[Source data]
════

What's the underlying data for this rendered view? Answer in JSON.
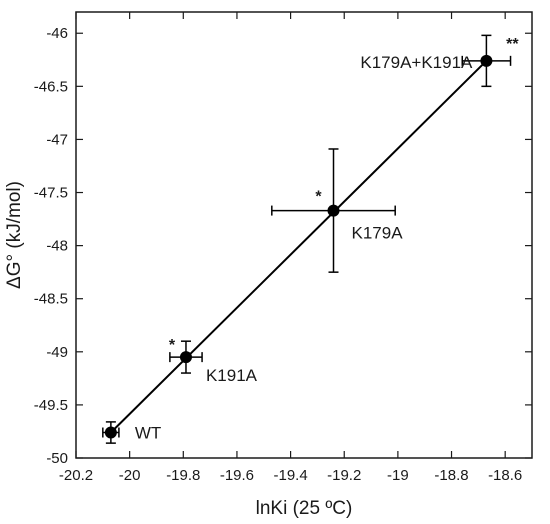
{
  "chart_data": {
    "type": "scatter",
    "xlabel": "lnKi (25 ºC)",
    "ylabel": "ΔG° (kJ/mol)",
    "xlim": [
      -20.2,
      -18.5
    ],
    "ylim": [
      -50,
      -45.8
    ],
    "x_ticks": [
      -20.2,
      -20,
      -19.8,
      -19.6,
      -19.4,
      -19.2,
      -19,
      -18.8,
      -18.6
    ],
    "x_tick_labels": [
      "-20.2",
      "-20",
      "-19.8",
      "-19.6",
      "-19.4",
      "-19.2",
      "-19",
      "-18.8",
      "-18.6"
    ],
    "y_ticks": [
      -50,
      -49.5,
      -49,
      -48.5,
      -48,
      -47.5,
      -47,
      -46.5,
      -46
    ],
    "y_tick_labels": [
      "-50",
      "-49.5",
      "-49",
      "-48.5",
      "-48",
      "-47.5",
      "-47",
      "-46.5",
      "-46"
    ],
    "grid": false,
    "points": [
      {
        "label": "WT",
        "x": -20.07,
        "y": -49.76,
        "x_err": 0.03,
        "y_err": 0.1,
        "marker": ""
      },
      {
        "label": "K191A",
        "x": -19.79,
        "y": -49.05,
        "x_err": 0.06,
        "y_err": 0.15,
        "marker": "*"
      },
      {
        "label": "K179A",
        "x": -19.24,
        "y": -47.67,
        "x_err": 0.23,
        "y_err": 0.58,
        "marker": "*"
      },
      {
        "label": "K179A+K191A",
        "x": -18.67,
        "y": -46.26,
        "x_err": 0.09,
        "y_err": 0.24,
        "marker": "**"
      }
    ],
    "fit_line": {
      "x": [
        -20.07,
        -18.67
      ],
      "y": [
        -49.76,
        -46.26
      ]
    }
  }
}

════

[Your goal] Repeat the listing verbatim. Skip the pictures.

[Expected output]
What's the underlying data for this rendered view? Answer in JSON.
{
  "chart_data": {
    "type": "scatter",
    "xlabel": "lnKi (25 ºC)",
    "ylabel": "ΔG° (kJ/mol)",
    "xlim": [
      -20.2,
      -18.5
    ],
    "ylim": [
      -50,
      -45.8
    ],
    "x_ticks": [
      -20.2,
      -20,
      -19.8,
      -19.6,
      -19.4,
      -19.2,
      -19,
      -18.8,
      -18.6
    ],
    "x_tick_labels": [
      "-20.2",
      "-20",
      "-19.8",
      "-19.6",
      "-19.4",
      "-19.2",
      "-19",
      "-18.8",
      "-18.6"
    ],
    "y_ticks": [
      -50,
      -49.5,
      -49,
      -48.5,
      -48,
      -47.5,
      -47,
      -46.5,
      -46
    ],
    "y_tick_labels": [
      "-50",
      "-49.5",
      "-49",
      "-48.5",
      "-48",
      "-47.5",
      "-47",
      "-46.5",
      "-46"
    ],
    "grid": false,
    "points": [
      {
        "label": "WT",
        "x": -20.07,
        "y": -49.76,
        "x_err": 0.03,
        "y_err": 0.1,
        "marker": ""
      },
      {
        "label": "K191A",
        "x": -19.79,
        "y": -49.05,
        "x_err": 0.06,
        "y_err": 0.15,
        "marker": "*"
      },
      {
        "label": "K179A",
        "x": -19.24,
        "y": -47.67,
        "x_err": 0.23,
        "y_err": 0.58,
        "marker": "*"
      },
      {
        "label": "K179A+K191A",
        "x": -18.67,
        "y": -46.26,
        "x_err": 0.09,
        "y_err": 0.24,
        "marker": "**"
      }
    ],
    "fit_line": {
      "x": [
        -20.07,
        -18.67
      ],
      "y": [
        -49.76,
        -46.26
      ]
    }
  }
}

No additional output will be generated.